* LISTING *
■ ■ ■ ■ ■

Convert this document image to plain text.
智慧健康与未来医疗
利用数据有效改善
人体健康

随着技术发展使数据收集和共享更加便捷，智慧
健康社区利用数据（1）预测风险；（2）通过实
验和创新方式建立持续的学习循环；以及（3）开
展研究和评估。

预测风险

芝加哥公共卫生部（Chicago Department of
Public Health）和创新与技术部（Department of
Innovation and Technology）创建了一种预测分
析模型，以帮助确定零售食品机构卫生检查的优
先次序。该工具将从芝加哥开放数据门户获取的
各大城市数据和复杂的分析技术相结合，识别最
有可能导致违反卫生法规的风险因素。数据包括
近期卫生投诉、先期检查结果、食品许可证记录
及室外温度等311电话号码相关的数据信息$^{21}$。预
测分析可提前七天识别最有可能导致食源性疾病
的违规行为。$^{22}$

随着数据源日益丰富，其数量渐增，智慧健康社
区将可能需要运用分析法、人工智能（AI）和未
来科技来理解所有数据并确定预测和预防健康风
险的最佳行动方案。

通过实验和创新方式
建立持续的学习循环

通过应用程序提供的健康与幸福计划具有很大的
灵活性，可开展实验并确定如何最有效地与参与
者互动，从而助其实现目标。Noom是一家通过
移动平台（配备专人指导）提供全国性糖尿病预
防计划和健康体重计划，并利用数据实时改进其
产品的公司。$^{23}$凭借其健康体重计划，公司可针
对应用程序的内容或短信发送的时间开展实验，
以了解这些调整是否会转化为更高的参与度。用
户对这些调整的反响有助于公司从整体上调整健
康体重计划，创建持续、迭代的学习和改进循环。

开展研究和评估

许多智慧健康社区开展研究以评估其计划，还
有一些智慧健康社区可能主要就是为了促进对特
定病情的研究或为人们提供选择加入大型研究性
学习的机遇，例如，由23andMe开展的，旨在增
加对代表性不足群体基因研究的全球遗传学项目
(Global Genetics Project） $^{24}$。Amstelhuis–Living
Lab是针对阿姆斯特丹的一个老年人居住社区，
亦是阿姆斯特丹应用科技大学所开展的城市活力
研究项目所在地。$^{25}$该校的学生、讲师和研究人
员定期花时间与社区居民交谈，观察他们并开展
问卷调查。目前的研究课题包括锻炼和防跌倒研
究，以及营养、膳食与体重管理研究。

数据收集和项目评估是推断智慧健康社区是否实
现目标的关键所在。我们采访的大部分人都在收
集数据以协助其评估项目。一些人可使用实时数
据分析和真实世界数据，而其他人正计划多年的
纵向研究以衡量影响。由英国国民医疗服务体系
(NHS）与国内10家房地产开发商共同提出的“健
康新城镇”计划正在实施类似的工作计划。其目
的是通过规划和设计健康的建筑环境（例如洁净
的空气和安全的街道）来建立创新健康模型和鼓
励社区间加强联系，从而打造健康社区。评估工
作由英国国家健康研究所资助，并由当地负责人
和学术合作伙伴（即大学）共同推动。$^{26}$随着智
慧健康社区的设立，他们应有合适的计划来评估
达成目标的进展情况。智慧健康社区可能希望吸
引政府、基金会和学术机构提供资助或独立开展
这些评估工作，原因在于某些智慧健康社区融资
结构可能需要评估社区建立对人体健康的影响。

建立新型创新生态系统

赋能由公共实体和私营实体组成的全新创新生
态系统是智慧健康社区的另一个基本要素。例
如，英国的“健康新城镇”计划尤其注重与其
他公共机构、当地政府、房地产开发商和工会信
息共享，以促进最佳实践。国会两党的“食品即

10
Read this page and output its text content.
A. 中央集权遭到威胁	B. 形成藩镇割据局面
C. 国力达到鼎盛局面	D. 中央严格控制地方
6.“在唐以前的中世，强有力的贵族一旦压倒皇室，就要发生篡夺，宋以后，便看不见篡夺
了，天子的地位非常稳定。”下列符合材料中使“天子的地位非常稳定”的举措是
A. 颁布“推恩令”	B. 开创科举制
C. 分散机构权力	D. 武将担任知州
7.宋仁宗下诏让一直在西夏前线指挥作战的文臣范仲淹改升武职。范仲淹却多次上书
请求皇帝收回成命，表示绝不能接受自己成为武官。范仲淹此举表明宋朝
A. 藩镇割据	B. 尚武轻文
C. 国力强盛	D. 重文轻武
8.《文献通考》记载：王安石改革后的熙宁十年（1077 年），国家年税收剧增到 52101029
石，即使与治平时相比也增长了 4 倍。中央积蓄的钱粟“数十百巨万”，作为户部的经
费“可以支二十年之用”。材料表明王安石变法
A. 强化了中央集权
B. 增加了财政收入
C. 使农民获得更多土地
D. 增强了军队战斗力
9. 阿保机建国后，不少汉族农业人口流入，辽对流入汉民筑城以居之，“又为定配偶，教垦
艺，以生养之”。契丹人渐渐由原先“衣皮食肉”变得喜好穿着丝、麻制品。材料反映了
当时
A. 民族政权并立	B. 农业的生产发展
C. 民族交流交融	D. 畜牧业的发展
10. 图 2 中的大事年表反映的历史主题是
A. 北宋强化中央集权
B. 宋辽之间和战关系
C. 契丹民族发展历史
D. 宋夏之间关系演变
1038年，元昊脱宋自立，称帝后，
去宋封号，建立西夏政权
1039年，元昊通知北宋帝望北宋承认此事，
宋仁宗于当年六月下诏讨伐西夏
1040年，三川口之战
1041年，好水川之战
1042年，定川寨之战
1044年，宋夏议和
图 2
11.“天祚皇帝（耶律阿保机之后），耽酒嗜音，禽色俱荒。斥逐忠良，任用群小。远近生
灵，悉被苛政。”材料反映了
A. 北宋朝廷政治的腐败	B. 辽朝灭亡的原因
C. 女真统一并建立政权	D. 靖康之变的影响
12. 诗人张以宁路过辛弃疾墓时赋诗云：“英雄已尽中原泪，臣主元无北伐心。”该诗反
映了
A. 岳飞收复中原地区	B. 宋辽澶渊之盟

■ ■ ■ ■ ■

* DESCRIPTION OF THE TASK *
In the material above, find each line that contains the word "text", and select it.

* CORRECT ANSWER *
Convert this document image to plain text.
Read this page and output its text content.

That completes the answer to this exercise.